> TASK INPUT

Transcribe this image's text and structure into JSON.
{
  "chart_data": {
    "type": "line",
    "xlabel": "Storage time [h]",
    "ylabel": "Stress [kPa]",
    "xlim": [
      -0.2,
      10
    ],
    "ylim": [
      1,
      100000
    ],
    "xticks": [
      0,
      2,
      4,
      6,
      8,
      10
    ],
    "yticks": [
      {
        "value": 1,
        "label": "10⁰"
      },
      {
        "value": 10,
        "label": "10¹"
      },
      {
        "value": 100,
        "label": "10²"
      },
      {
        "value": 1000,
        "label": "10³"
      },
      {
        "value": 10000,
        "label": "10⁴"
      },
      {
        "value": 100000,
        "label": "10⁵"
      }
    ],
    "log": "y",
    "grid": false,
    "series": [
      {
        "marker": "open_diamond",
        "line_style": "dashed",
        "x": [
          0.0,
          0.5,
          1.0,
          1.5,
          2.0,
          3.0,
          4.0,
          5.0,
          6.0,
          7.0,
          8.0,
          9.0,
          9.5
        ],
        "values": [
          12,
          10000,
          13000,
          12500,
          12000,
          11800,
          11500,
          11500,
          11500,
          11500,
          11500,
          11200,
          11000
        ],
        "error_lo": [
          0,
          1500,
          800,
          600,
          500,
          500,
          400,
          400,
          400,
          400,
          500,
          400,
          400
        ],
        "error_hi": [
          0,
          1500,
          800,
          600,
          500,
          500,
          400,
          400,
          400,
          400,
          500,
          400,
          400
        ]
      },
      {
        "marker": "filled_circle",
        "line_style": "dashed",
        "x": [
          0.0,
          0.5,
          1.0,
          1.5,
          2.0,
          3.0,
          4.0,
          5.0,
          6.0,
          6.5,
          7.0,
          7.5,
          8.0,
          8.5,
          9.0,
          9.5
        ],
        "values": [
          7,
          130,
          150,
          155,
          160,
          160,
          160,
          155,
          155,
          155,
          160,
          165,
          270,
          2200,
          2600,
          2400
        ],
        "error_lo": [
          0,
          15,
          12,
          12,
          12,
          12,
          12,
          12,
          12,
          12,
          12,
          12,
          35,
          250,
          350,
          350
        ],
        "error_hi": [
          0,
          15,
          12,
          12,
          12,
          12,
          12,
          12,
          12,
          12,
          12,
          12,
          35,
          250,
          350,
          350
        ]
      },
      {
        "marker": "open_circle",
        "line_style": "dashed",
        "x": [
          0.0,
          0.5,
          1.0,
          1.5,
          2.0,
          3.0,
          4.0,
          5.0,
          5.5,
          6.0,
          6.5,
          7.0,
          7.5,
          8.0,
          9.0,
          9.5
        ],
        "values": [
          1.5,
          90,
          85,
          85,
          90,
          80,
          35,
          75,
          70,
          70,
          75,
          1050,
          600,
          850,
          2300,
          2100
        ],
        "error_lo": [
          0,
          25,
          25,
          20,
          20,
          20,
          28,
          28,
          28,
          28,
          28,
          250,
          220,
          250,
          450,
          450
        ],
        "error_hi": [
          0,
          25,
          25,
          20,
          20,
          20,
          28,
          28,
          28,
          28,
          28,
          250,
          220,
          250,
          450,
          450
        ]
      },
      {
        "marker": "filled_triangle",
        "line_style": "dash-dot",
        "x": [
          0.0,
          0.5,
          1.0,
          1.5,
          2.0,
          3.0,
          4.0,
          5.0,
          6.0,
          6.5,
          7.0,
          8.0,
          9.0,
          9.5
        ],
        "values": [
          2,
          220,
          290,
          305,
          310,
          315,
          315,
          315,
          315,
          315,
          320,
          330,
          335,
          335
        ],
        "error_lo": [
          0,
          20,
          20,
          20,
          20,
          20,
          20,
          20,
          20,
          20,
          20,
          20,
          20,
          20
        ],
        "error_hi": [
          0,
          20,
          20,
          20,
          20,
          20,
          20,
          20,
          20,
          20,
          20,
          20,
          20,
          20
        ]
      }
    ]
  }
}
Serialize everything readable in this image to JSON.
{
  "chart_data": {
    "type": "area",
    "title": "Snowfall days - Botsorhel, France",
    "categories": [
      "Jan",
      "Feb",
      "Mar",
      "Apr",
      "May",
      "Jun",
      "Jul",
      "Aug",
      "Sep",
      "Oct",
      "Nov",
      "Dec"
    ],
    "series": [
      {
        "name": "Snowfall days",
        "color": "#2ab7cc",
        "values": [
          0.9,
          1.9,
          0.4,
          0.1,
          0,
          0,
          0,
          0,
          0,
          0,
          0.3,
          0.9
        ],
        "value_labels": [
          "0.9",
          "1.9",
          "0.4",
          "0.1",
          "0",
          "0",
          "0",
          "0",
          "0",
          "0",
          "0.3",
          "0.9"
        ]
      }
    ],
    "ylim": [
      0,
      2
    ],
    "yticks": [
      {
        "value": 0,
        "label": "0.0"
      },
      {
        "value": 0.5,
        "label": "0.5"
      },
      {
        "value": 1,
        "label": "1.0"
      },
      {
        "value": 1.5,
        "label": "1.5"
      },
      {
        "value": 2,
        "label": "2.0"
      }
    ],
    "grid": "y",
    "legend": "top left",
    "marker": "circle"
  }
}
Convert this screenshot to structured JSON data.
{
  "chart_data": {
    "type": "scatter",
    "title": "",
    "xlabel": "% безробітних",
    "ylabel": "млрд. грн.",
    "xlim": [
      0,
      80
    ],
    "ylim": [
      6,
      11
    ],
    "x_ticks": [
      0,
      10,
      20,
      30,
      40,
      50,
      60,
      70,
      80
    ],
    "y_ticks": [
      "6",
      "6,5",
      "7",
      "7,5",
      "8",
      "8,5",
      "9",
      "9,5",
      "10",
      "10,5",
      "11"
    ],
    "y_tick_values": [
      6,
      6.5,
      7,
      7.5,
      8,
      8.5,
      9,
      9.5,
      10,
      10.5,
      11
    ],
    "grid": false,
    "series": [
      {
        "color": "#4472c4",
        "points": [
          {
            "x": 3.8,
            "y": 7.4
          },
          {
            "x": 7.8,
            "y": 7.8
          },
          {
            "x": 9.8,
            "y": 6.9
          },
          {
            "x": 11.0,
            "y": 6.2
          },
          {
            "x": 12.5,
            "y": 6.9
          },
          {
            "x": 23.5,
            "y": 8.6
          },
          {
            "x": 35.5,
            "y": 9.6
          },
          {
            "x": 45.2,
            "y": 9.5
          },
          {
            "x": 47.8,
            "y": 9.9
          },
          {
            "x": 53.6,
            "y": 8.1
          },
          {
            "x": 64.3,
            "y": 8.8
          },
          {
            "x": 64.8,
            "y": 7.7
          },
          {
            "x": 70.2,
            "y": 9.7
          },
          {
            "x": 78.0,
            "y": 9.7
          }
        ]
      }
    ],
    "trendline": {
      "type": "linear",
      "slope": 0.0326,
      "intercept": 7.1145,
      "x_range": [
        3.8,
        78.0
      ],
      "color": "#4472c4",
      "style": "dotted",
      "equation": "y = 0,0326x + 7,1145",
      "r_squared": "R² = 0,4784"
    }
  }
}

> WHAT NEEDS TO BE DONE
Find each line holding the word "JSON" and copy it.

> ANSWER TO THIS TASK
Transcribe this image's text and structure into JSON.
Serialize everything readable in this image to JSON.
Convert this screenshot to structured JSON data.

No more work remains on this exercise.